▶ [Problem description]:
Transcribe the records that follow exactly. Skip the pictures.

Extracted data entries
++++

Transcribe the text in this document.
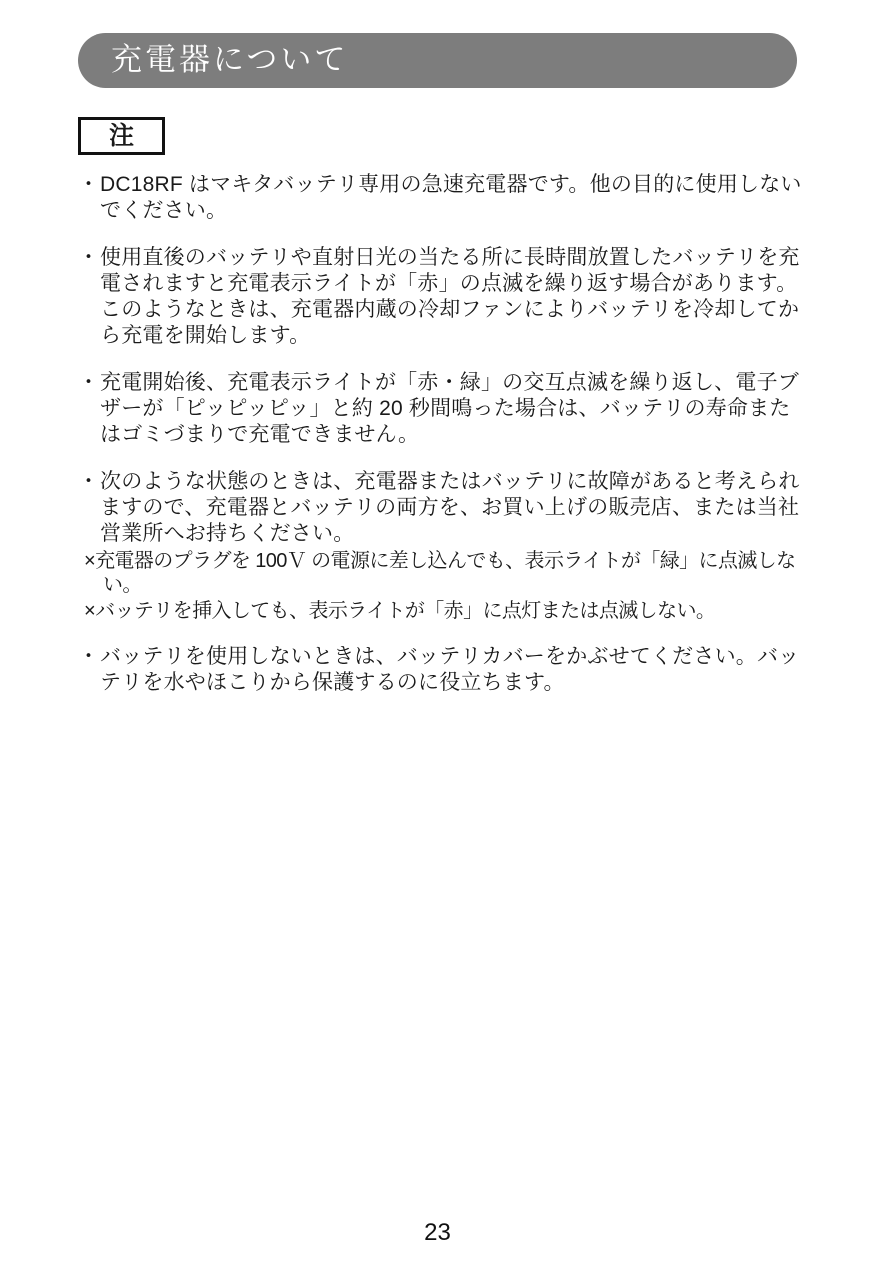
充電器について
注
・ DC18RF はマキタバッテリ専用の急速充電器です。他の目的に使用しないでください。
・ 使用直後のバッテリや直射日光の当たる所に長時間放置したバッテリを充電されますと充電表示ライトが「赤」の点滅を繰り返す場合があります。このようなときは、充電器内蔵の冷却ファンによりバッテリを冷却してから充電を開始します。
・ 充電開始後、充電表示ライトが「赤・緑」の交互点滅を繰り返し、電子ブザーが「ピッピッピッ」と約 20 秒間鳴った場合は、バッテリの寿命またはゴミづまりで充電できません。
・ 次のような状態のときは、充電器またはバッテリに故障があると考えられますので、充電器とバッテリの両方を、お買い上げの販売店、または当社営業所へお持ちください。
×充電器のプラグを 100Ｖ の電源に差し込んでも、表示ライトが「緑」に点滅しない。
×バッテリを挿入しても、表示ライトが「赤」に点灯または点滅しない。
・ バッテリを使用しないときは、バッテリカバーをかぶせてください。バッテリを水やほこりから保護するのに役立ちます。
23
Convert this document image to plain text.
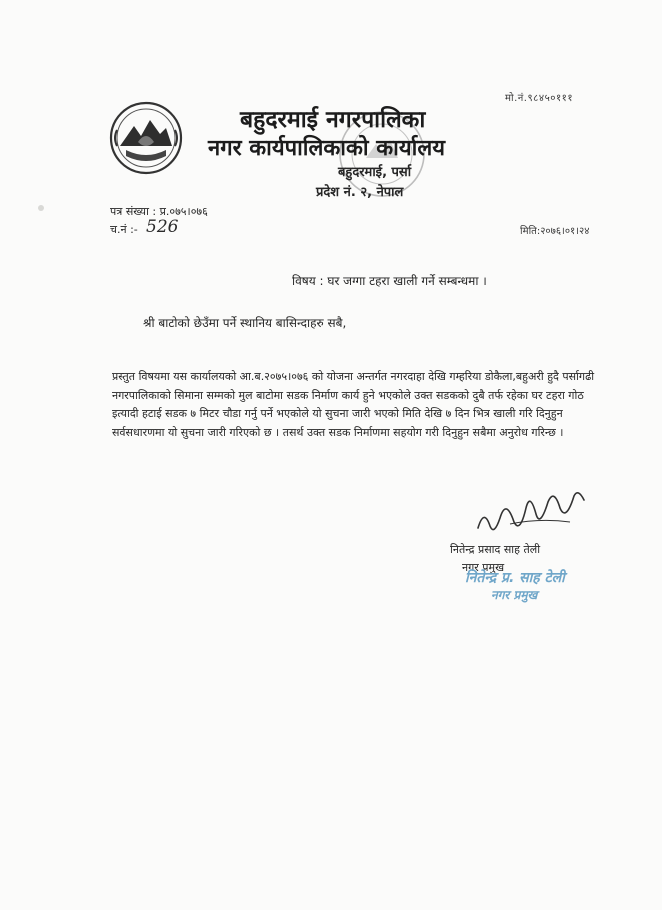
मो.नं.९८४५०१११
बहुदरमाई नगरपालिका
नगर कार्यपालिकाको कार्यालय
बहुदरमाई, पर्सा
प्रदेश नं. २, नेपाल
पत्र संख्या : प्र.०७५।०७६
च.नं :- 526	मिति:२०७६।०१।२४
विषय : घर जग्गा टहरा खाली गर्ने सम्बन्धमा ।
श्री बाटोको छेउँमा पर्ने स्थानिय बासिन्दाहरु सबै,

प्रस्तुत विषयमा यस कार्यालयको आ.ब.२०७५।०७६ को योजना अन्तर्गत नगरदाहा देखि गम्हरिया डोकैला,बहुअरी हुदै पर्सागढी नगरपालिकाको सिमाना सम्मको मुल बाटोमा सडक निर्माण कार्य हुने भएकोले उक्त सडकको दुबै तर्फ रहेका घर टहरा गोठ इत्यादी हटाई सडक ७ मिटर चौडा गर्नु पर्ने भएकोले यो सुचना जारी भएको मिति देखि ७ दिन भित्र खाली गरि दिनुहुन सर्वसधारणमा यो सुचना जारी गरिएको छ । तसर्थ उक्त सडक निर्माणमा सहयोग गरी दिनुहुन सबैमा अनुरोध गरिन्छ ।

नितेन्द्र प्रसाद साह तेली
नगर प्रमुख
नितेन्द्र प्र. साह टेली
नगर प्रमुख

++++

▶ [Exercise response]:
Transcribe the text in this document.
充電器について
注
・ DC18RF はマキタバッテリ専用の急速充電器です。他の目的に使用しないでください。
・ 使用直後のバッテリや直射日光の当たる所に長時間放置したバッテリを充電されますと充電表示ライトが「赤」の点滅を繰り返す場合があります。このようなときは、充電器内蔵の冷却ファンによりバッテリを冷却してから充電を開始します。
・ 充電開始後、充電表示ライトが「赤・緑」の交互点滅を繰り返し、電子ブザーが「ピッピッピッ」と約 20 秒間鳴った場合は、バッテリの寿命またはゴミづまりで充電できません。
・ 次のような状態のときは、充電器またはバッテリに故障があると考えられますので、充電器とバッテリの両方を、お買い上げの販売店、または当社営業所へお持ちください。
×充電器のプラグを 100Ｖ の電源に差し込んでも、表示ライトが「緑」に点滅しない。
×バッテリを挿入しても、表示ライトが「赤」に点灯または点滅しない。
・ バッテリを使用しないときは、バッテリカバーをかぶせてください。バッテリを水やほこりから保護するのに役立ちます。
23
Convert this document image to plain text.
मो.नं.९८४५०१११
बहुदरमाई नगरपालिका
नगर कार्यपालिकाको कार्यालय
बहुदरमाई, पर्सा
प्रदेश नं. २, नेपाल
पत्र संख्या : प्र.०७५।०७६
च.नं :- 526	मिति:२०७६।०१।२४
विषय : घर जग्गा टहरा खाली गर्ने सम्बन्धमा ।
श्री बाटोको छेउँमा पर्ने स्थानिय बासिन्दाहरु सबै,

प्रस्तुत विषयमा यस कार्यालयको आ.ब.२०७५।०७६ को योजना अन्तर्गत नगरदाहा देखि गम्हरिया डोकैला,बहुअरी हुदै पर्सागढी नगरपालिकाको सिमाना सम्मको मुल बाटोमा सडक निर्माण कार्य हुने भएकोले उक्त सडकको दुबै तर्फ रहेका घर टहरा गोठ इत्यादी हटाई सडक ७ मिटर चौडा गर्नु पर्ने भएकोले यो सुचना जारी भएको मिति देखि ७ दिन भित्र खाली गरि दिनुहुन सर्वसधारणमा यो सुचना जारी गरिएको छ । तसर्थ उक्त सडक निर्माणमा सहयोग गरी दिनुहुन सबैमा अनुरोध गरिन्छ ।

नितेन्द्र प्रसाद साह तेली
नगर प्रमुख
नितेन्द्र प्र. साह टेली
नगर प्रमुख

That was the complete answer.